## SUPPLIED RECORDS
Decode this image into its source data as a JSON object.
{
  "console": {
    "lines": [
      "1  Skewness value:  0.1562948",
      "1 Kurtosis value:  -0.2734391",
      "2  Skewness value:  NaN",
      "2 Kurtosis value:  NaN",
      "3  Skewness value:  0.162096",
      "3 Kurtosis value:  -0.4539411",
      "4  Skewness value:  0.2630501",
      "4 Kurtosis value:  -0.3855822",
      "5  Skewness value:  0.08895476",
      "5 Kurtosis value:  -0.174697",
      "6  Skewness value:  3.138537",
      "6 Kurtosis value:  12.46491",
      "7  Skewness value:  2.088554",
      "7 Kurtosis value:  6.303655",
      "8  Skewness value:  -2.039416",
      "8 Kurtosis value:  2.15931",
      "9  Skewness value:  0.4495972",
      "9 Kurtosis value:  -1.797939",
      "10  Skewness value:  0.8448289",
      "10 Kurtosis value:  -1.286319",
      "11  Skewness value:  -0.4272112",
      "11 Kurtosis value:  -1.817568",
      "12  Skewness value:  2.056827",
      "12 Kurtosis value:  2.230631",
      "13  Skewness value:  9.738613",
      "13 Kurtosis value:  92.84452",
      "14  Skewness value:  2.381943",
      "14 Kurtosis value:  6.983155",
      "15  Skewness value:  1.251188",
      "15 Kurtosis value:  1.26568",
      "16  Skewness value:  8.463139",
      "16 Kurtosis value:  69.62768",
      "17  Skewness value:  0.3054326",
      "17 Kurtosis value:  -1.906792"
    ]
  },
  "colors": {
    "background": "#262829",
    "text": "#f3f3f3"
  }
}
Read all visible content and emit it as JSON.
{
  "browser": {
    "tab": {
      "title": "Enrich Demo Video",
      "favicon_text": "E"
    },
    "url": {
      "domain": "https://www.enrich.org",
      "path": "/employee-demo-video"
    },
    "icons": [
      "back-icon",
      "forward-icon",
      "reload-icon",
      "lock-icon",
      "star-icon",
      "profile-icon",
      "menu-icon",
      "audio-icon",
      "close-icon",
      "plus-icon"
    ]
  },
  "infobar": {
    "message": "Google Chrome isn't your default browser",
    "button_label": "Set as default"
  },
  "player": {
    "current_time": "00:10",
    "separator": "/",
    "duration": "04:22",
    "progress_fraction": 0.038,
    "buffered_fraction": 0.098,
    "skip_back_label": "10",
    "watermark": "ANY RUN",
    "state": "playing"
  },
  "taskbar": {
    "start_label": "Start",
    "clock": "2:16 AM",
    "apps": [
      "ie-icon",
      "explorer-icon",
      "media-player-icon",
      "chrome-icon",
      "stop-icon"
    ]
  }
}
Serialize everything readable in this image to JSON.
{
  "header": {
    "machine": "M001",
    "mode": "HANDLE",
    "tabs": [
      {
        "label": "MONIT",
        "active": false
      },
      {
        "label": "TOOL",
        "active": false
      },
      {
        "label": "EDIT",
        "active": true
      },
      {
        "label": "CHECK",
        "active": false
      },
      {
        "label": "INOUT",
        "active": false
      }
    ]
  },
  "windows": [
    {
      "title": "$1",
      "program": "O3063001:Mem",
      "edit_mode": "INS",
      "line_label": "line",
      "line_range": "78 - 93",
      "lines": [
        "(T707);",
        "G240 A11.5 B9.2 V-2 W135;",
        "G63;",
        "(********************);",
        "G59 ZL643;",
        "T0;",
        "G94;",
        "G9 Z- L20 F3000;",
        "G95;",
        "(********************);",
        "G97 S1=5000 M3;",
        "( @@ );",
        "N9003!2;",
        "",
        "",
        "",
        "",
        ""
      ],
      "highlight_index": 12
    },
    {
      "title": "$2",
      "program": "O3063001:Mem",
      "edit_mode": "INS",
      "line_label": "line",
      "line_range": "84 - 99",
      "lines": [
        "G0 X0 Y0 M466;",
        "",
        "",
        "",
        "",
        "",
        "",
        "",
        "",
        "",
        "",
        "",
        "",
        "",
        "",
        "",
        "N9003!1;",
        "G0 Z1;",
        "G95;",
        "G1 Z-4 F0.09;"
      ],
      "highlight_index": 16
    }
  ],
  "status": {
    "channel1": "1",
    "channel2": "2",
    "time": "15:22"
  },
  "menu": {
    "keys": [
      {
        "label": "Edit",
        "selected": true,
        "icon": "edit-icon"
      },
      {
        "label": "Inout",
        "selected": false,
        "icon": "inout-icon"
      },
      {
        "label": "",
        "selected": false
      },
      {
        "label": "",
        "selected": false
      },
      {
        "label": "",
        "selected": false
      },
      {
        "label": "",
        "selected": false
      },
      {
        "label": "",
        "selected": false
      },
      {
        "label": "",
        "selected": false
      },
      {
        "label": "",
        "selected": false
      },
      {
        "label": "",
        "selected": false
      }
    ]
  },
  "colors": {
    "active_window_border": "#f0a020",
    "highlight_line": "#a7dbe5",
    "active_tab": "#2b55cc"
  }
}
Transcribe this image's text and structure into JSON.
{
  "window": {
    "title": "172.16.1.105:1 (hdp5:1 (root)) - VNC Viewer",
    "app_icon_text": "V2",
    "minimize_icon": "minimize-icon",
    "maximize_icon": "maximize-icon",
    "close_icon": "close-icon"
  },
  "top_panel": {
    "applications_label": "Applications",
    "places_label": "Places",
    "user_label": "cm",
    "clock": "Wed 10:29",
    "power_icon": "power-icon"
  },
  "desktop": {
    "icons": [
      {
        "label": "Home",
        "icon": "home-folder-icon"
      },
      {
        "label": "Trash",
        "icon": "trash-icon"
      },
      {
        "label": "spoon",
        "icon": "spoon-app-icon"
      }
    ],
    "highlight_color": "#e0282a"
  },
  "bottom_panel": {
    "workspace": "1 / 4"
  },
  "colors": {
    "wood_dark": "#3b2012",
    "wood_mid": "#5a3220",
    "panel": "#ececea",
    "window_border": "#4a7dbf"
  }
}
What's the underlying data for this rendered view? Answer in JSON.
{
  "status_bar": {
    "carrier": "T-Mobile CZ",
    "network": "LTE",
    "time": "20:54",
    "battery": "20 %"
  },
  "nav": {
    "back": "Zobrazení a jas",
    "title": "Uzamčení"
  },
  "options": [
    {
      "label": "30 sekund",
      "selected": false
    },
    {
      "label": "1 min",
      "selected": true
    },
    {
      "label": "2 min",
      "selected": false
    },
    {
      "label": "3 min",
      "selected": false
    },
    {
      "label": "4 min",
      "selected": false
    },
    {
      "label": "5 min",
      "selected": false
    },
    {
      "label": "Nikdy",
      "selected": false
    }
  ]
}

## WRITTEN INSTRUCTION
Scan the data for the word "into" and copy every line where it shows up.

## EXERCISE RESPONSE
Decode this image into its source data as a JSON object.
Transcribe this image's text and structure into JSON.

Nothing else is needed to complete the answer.